WORK TO BE COMPLETED:
Show all lines from the data that include the word "замыкание".

DATA EXCERPTS:
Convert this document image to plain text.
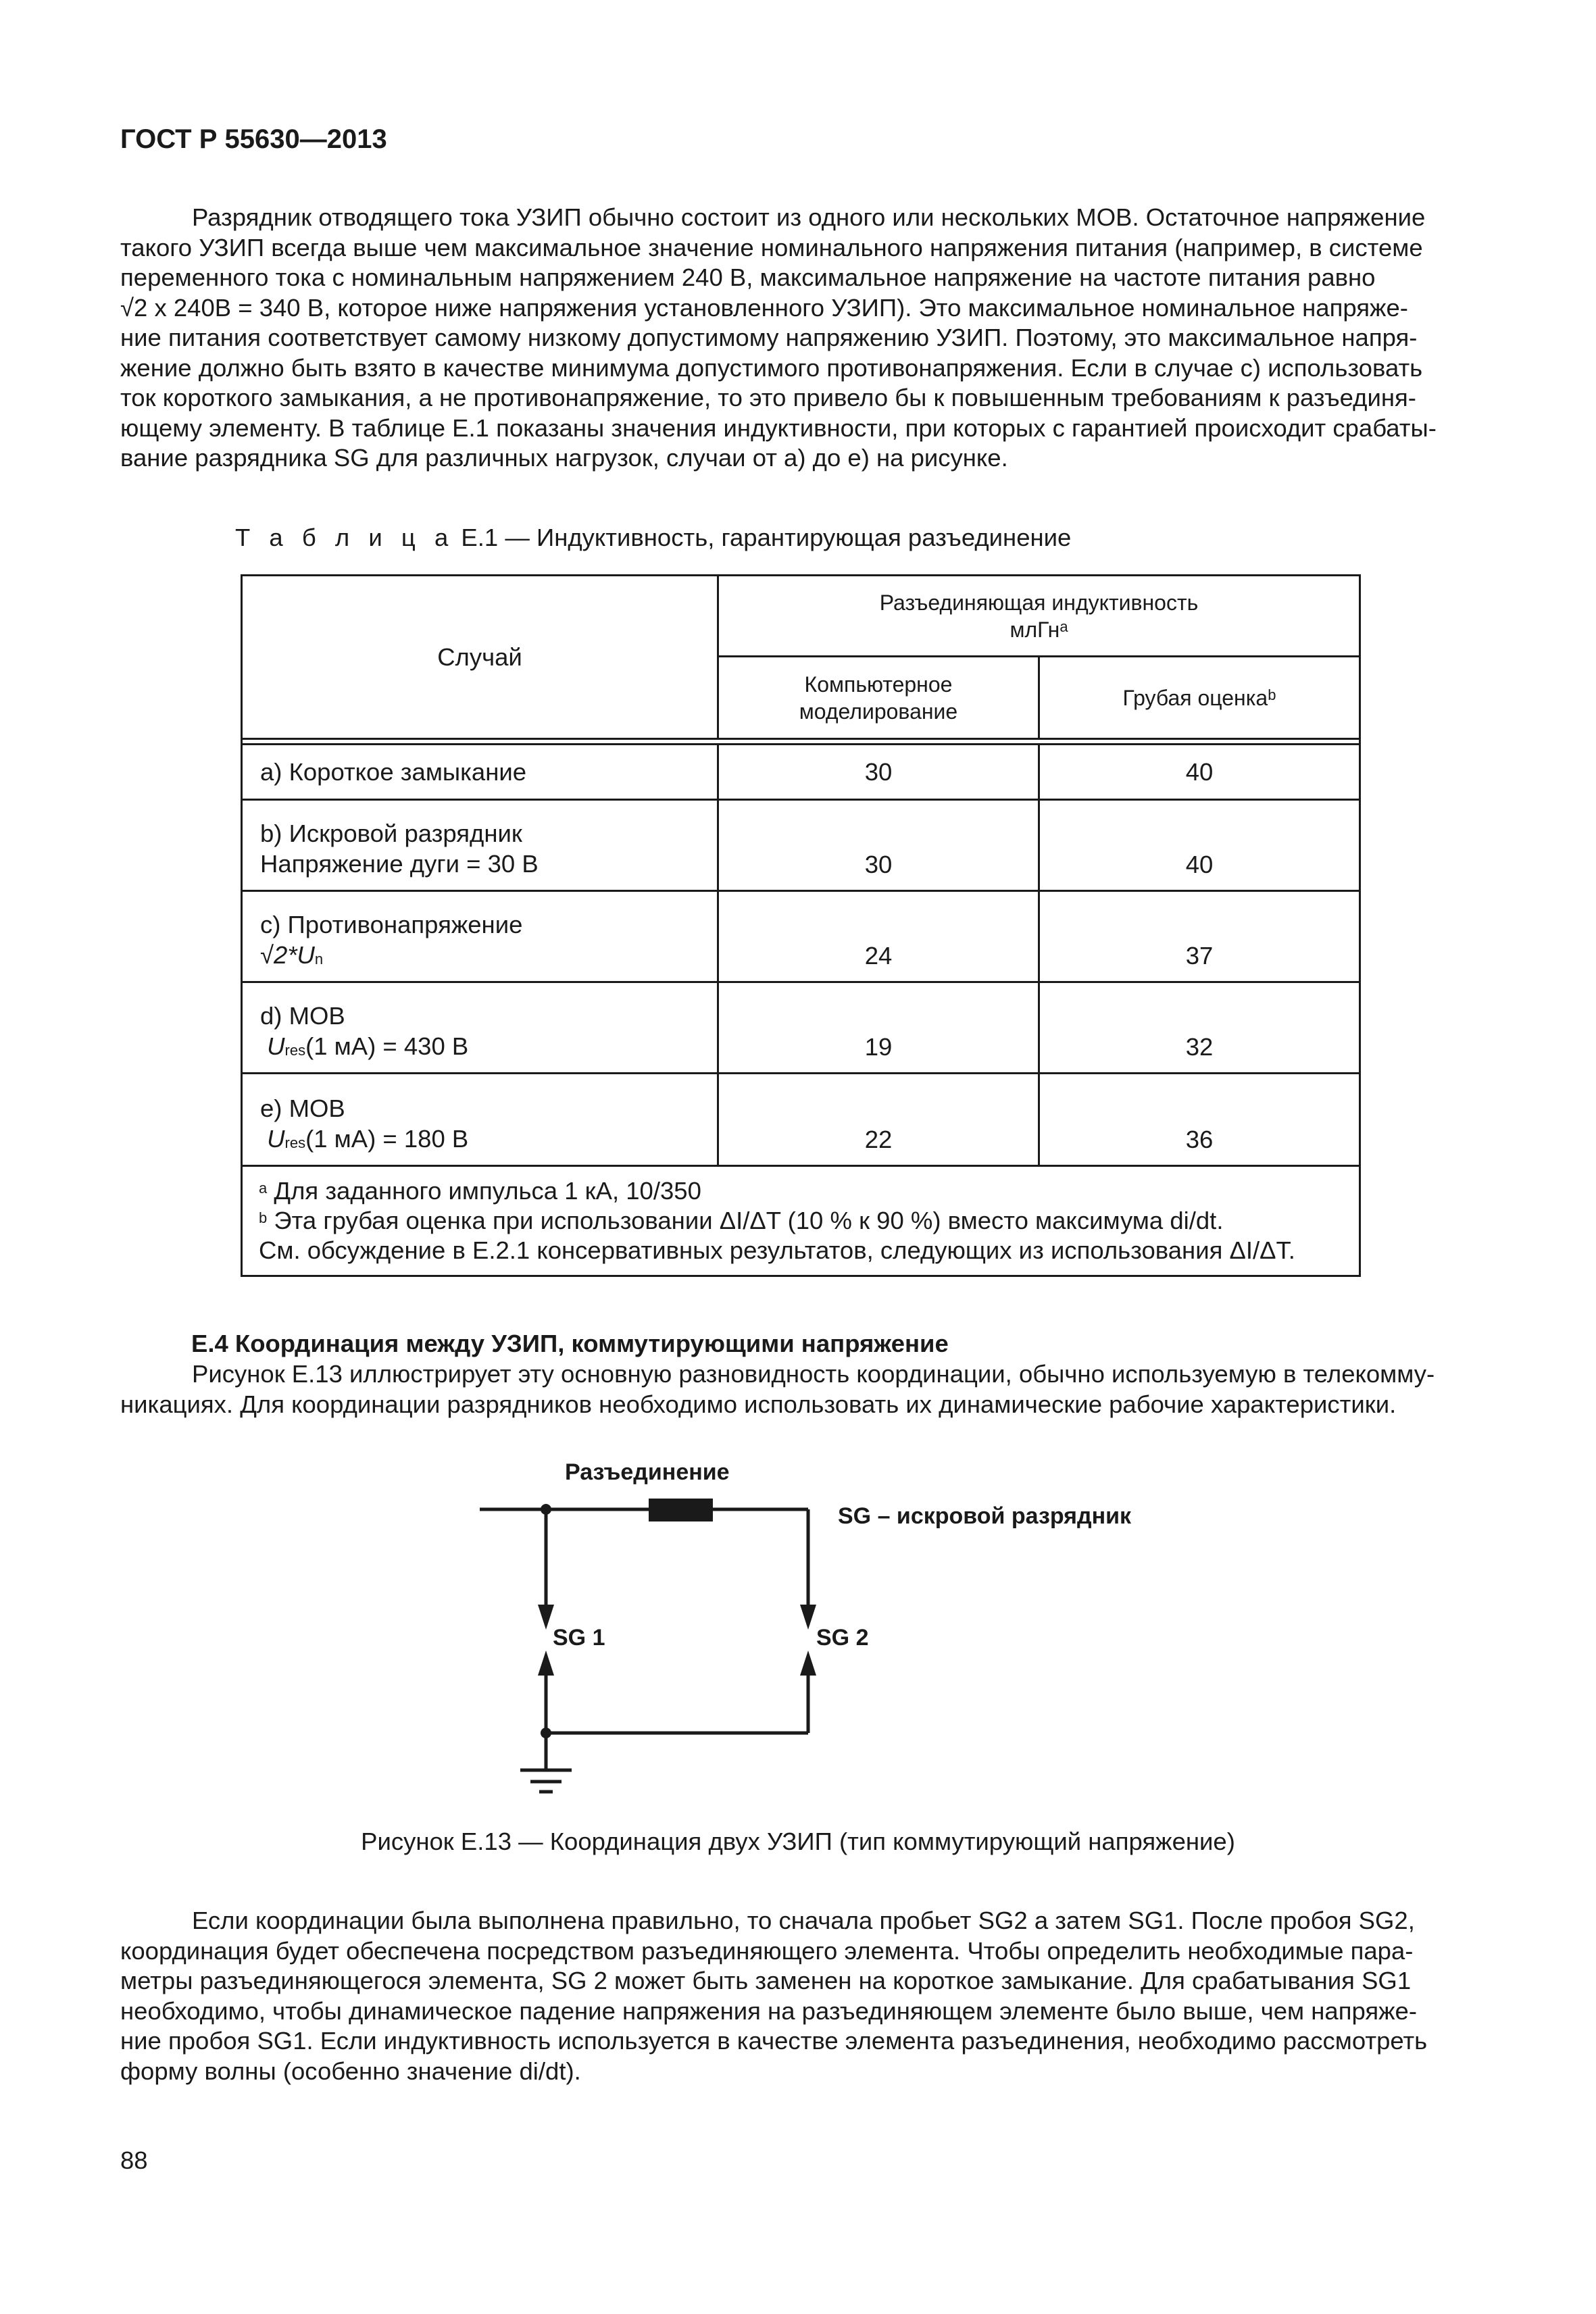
ГОСТ Р 55630—2013
Разрядник отводящего тока УЗИП обычно состоит из одного или нескольких MOB. Остаточное напряжение
такого УЗИП всегда выше чем максимальное значение номинального напряжения питания (например, в системе
переменного тока с номинальным напряжением 240 В, максимальное напряжение на частоте питания равно
√2 x 240В = 340 В, которое ниже напряжения установленного УЗИП). Это максимальное номинальное напряже-
ние питания соответствует самому низкому допустимому напряжению УЗИП. Поэтому, это максимальное напря-
жение должно быть взято в качестве минимума допустимого противонапряжения. Если в случае с) использовать
ток короткого замыкания, а не противонапряжение, то это привело бы к повышенным требованиям к разъединя-
ющему элементу. В таблице Е.1 показаны значения индуктивности, при которых с гарантией происходит срабаты-
вание разрядника SG для различных нагрузок, случаи от а) до е) на рисунке.
Т а б л и ц а Е.1 — Индуктивность, гарантирующая разъединение
Случай	Разъединяющая индуктивность
млГн$^a$

	Компьютерное
моделирование	Грубая оценка$^b$

а) Короткое замыкание	30	40

b) Искровой разрядник
Напряжение дуги = 30 В	30	40

c) Противонапряжение
$√2*U_n$	24	37

d) MOB
$U_{res}(1$ мА) = 430 В	19	32

e) MOB
$U_{res}(1$ мА) = 180 В	22	36

$^a$ Для заданного импульса 1 кА, 10/350
$^b$ Эта грубая оценка при использовании ΔI/ΔT (10 % к 90 %) вместо максимума di/dt.
См. обсуждение в Е.2.1 консервативных результатов, следующих из использования ΔI/ΔT.		
Е.4 Координация между УЗИП, коммутирующими напряжение
Рисунок Е.13 иллюстрирует эту основную разновидность координации, обычно используемую в телекомму-
никациях. Для координации разрядников необходимо использовать их динамические рабочие характеристики.
Разъединение
SG – искровой разрядник
SG 1	SG 2
Рисунок Е.13 — Координация двух УЗИП (тип коммутирующий напряжение)
Если координации была выполнена правильно, то сначала пробьет SG2 а затем SG1. После пробоя SG2,
координация будет обеспечена посредством разъединяющего элемента. Чтобы определить необходимые пара-
метры разъединяющегося элемента, SG 2 может быть заменен на короткое замыкание. Для срабатывания SG1
необходимо, чтобы динамическое падение напряжения на разъединяющем элементе было выше, чем напряже-
ние пробоя SG1. Если индуктивность используется в качестве элемента разъединения, необходимо рассмотреть
форму волны (особенно значение di/dt).
88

RESPONSE TO THE EXERCISE:
а) Короткое замыкание	30	40
метры разъединяющегося элемента, SG 2 может быть заменен на короткое замыкание. Для срабатывания SG1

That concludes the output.